(Stored data)
[start]
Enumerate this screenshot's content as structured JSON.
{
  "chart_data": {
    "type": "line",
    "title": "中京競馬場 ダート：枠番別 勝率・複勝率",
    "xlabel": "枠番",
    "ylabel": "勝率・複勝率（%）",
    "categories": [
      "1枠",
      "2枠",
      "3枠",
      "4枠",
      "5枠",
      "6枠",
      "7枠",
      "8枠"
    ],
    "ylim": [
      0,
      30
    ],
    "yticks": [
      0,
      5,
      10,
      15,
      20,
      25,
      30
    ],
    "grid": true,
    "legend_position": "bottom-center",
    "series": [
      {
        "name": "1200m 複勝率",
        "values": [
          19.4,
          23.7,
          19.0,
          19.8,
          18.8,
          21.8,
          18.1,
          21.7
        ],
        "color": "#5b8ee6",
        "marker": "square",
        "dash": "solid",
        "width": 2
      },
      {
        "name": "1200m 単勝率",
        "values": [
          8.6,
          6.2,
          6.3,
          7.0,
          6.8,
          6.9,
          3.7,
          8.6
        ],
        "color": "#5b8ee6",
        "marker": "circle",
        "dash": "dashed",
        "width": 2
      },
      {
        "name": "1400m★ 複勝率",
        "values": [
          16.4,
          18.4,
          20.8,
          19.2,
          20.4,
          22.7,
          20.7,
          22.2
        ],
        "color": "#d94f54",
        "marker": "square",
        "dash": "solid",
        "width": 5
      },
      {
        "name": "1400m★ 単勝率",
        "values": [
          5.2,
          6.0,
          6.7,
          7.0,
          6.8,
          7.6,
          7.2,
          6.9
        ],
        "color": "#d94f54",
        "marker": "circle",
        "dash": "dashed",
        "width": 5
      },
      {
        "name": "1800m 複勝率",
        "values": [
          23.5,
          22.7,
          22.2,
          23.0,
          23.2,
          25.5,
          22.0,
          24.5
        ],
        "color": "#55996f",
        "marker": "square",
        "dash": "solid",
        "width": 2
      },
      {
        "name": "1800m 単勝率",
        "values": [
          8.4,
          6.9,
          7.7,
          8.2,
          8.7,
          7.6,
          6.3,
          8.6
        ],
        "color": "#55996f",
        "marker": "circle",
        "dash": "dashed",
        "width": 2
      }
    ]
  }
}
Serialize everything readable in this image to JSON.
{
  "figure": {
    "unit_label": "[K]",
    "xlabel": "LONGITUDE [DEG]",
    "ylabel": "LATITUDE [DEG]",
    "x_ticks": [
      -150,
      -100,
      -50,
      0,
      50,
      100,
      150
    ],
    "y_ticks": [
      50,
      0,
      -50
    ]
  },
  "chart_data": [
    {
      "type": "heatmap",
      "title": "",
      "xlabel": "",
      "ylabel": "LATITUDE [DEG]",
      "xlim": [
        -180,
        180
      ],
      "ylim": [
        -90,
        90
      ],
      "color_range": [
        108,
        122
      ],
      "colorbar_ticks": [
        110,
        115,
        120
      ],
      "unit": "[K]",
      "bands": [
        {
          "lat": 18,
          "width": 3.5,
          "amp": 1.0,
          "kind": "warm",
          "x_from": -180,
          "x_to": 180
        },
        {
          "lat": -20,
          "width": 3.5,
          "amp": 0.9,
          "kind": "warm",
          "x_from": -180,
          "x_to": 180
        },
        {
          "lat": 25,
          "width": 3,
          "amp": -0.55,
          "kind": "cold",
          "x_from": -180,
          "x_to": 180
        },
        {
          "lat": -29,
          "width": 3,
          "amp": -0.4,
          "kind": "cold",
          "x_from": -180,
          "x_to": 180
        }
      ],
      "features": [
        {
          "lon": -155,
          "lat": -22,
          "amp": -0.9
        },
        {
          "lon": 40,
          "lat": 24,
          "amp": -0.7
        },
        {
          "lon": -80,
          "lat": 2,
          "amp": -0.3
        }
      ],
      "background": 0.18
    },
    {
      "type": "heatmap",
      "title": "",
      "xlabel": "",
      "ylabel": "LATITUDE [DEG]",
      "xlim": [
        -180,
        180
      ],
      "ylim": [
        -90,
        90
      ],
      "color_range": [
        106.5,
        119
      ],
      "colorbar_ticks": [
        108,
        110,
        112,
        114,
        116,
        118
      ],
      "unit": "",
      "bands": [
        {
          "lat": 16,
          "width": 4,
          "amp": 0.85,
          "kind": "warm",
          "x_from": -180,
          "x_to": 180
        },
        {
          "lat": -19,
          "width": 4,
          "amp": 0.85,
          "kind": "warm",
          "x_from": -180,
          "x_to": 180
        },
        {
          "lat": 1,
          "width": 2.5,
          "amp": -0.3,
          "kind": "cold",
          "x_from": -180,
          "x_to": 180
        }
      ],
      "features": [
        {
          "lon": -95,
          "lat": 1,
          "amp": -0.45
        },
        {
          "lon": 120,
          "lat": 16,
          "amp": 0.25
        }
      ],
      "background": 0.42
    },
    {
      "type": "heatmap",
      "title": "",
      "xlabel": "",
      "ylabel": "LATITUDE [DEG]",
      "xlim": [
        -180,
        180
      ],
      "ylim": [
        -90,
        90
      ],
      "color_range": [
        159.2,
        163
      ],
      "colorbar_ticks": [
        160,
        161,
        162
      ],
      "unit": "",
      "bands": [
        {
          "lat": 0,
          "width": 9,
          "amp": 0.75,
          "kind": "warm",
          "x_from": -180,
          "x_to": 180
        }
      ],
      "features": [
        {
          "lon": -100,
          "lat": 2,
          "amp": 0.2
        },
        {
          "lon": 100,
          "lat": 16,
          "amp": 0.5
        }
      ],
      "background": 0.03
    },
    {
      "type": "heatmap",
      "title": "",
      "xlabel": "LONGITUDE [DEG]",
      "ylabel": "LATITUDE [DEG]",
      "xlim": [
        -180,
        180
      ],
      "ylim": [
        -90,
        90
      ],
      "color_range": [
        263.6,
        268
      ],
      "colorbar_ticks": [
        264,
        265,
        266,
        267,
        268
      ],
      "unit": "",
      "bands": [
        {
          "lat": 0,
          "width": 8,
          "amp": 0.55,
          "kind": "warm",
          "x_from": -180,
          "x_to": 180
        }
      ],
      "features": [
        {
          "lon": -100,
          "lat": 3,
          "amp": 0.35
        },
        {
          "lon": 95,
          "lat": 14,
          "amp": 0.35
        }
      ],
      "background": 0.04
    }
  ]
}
[end]
▶ **What the task requires**
What is the number of lines in these records that contain "this"? Reply with the number only.

▶ **Response below**
2